** EXERCISES TO COMPLETE **
(a) Please output the passage from the bug thread word for word, beginning at the words "(In reply to Atin Mukherjee from comment #6)" and stopping after "for your help.".
(b) Write the next part of the bug comment thread, picking up right after its final line.

** SELECTED EXCERPT **

☆ ☆ ☆ ☆

The volume config was 1x3 on master and slave

--- Additional comment from Rochelle on 2019-07-16 05:32:22 UTC ---

I updated this BZ as the same traceback is seen in my case as well. 
Though wrt syncing, there was no issue

--- Additional comment from Aravinda VK on 2019-07-16 06:02:17 UTC ---

Getting a Forbidden error while accessing sosreport

Forbidden

You don't have permission to access /sosreports/nchilaka/bug.1729915/servers/master-nodes/rhs-gp-srv6.lab.eng.blr.redhat.com/sosreport-rhs-gp-srv6-georep-issues-15jul2019-2019-07-15-xiqycze.tar.xz on this server.

--- Additional comment from nchilaka on 2019-07-16 06:04:13 UTC ---

(In reply to Aravinda VK from comment #9)
> Getting a Forbidden error while accessing sosreport
> 
> Forbidden
> 
> You don't have permission to access
> /sosreports/nchilaka/bug.1729915/servers/master-nodes/rhs-gp-srv6.lab.eng.
> blr.redhat.com/sosreport-rhs-gp-srv6-georep-issues-15jul2019-2019-07-15-
> xiqycze.tar.xz on this server.

you can retry now

--- Additional comment from nchilaka on 2019-07-16 06:05:04 UTC ---

(In reply to Atin Mukherjee from comment #6)
> (In reply to Atin Mukherjee from comment #5)
> > Hari - since Sunny is on PTO for this week and this is proposed as a
> > blocker, can you please work on this bug? Please don't hesitate to contact
> > Kotresh/Aravinda should you need any help.
> 
> I see that Hari is on PTO as well till 17th.
> 
> Aravinda - would you be able to assist here? Kotresh has couple of bugs in
> his plate which he's focusing on and hence requested for your help.
> 
> > 
> > Nag - Please note that Sunny is on PTO, so we'd have to expect some delay in
> > picking this up, till then don't destroy the setup.

☆ ☆ ☆ ☆

** DATA PROVIDED **
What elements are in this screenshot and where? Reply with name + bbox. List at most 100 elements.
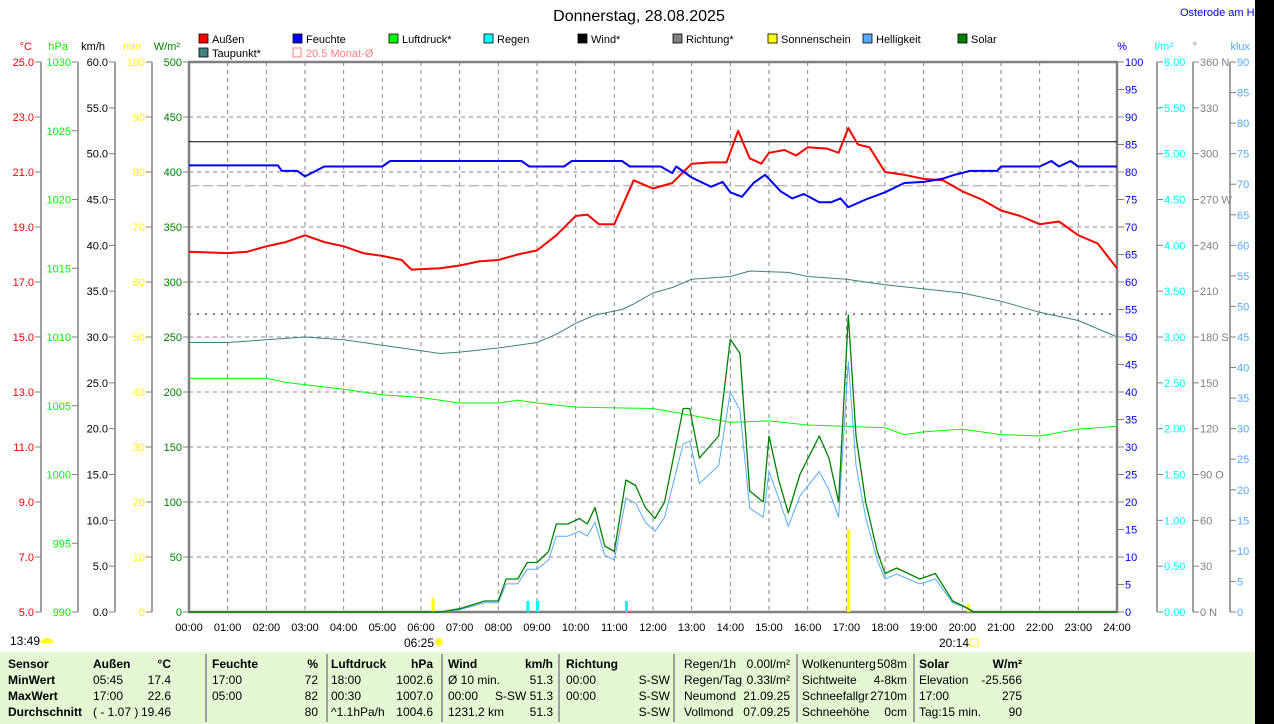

☆ ☆ ☆ ☆

** WRITTEN ANSWERS **
(a)
(In reply to Atin Mukherjee from comment #6)
> (In reply to Atin Mukherjee from comment #5)
> > Hari - since Sunny is on PTO for this week and this is proposed as a
> > blocker, can you please work on this bug? Please don't hesitate to contact
> > Kotresh/Aravinda should you need any help.
> 
> I see that Hari is on PTO as well till 17th.
> 
> Aravinda - would you be able to assist here? Kotresh has couple of bugs in
> his plate which he's focusing on and hence requested for your help.

(b)
understood, acked

--- Additional comment from Aravinda VK on 2019-07-16 06:06:14 UTC ---

(In reply to nchilaka from comment #10)
> (In reply to Aravinda VK from comment #9)
> > Getting a Forbidden error while accessing sosreport
> > 
> > Forbidden
> > 
> > You don't have permission to access
> > /sosreports/nchilaka/bug.1729915/servers/master-nodes/rhs-gp-srv6.lab.eng.
> > blr.redhat.com/sosreport-rhs-gp-srv6-georep-issues-15jul2019-2019-07-15-
> > xiqycze.tar.xz on this server.
> 
> you can retry now

I can access now. Thanks

--- Additional comment from Aravinda VK on 2019-07-17 13:09:48 UTC ---

Hi Nag/Rochelle,

I failed to reproduce in my setup. Also looked at the setup to find any issue but couldn't find any. Please provide the steps if you have reproducer.

One suspect is that gconf.get() is called before gconf is loaded. Still looking for the possible window when this can happen.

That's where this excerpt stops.